## TO BE DONE
Every entry below must be repeated exactly; skip the pictures.

## STORED ROWS
______________________________

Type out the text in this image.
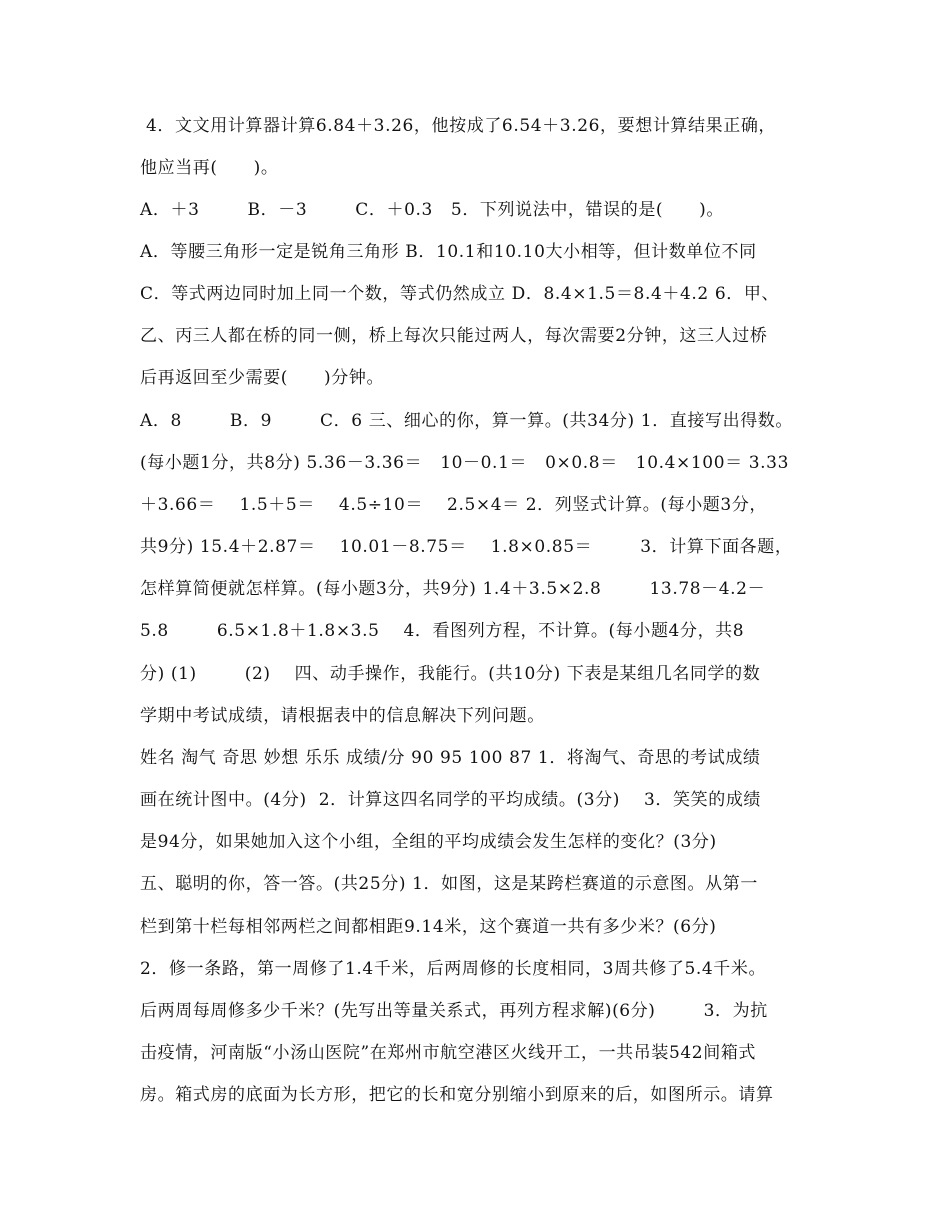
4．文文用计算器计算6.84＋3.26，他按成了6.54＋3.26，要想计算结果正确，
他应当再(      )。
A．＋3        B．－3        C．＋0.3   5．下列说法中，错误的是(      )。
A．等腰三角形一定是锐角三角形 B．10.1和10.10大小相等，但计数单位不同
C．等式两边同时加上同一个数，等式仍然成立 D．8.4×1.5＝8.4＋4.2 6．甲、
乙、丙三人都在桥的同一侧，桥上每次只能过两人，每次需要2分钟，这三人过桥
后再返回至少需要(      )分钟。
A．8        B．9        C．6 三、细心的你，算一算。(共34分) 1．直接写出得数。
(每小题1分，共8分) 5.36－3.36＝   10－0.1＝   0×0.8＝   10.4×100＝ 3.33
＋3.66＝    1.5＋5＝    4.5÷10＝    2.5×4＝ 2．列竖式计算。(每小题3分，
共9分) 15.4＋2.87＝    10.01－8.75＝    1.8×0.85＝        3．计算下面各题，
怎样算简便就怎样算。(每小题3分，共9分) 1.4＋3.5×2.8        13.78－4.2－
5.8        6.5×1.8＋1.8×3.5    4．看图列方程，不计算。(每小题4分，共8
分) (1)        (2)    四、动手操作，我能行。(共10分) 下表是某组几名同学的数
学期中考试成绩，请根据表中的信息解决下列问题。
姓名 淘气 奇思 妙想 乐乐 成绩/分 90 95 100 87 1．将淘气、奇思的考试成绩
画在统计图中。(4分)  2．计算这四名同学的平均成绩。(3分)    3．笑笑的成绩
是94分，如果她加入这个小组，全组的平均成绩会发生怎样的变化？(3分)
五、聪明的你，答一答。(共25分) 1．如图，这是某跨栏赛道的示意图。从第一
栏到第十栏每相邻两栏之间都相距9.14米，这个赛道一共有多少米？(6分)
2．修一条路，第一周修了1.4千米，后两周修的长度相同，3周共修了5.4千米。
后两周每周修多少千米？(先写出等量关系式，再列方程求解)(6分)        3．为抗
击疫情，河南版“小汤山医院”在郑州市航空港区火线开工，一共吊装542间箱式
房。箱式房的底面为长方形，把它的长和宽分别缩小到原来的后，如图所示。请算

______________________________

## FULL ANSWER
Type out the text in this image.
4．文文用计算器计算6.84＋3.26，他按成了6.54＋3.26，要想计算结果正确，
他应当再(      )。
A．＋3        B．－3        C．＋0.3   5．下列说法中，错误的是(      )。
A．等腰三角形一定是锐角三角形 B．10.1和10.10大小相等，但计数单位不同
C．等式两边同时加上同一个数，等式仍然成立 D．8.4×1.5＝8.4＋4.2 6．甲、
乙、丙三人都在桥的同一侧，桥上每次只能过两人，每次需要2分钟，这三人过桥
后再返回至少需要(      )分钟。
A．8        B．9        C．6 三、细心的你，算一算。(共34分) 1．直接写出得数。
(每小题1分，共8分) 5.36－3.36＝   10－0.1＝   0×0.8＝   10.4×100＝ 3.33
＋3.66＝    1.5＋5＝    4.5÷10＝    2.5×4＝ 2．列竖式计算。(每小题3分，
共9分) 15.4＋2.87＝    10.01－8.75＝    1.8×0.85＝        3．计算下面各题，
怎样算简便就怎样算。(每小题3分，共9分) 1.4＋3.5×2.8        13.78－4.2－
5.8        6.5×1.8＋1.8×3.5    4．看图列方程，不计算。(每小题4分，共8
分) (1)        (2)    四、动手操作，我能行。(共10分) 下表是某组几名同学的数
学期中考试成绩，请根据表中的信息解决下列问题。
姓名 淘气 奇思 妙想 乐乐 成绩/分 90 95 100 87 1．将淘气、奇思的考试成绩
画在统计图中。(4分)  2．计算这四名同学的平均成绩。(3分)    3．笑笑的成绩
是94分，如果她加入这个小组，全组的平均成绩会发生怎样的变化？(3分)
五、聪明的你，答一答。(共25分) 1．如图，这是某跨栏赛道的示意图。从第一
栏到第十栏每相邻两栏之间都相距9.14米，这个赛道一共有多少米？(6分)
2．修一条路，第一周修了1.4千米，后两周修的长度相同，3周共修了5.4千米。
后两周每周修多少千米？(先写出等量关系式，再列方程求解)(6分)        3．为抗
击疫情，河南版“小汤山医院”在郑州市航空港区火线开工，一共吊装542间箱式
房。箱式房的底面为长方形，把它的长和宽分别缩小到原来的后，如图所示。请算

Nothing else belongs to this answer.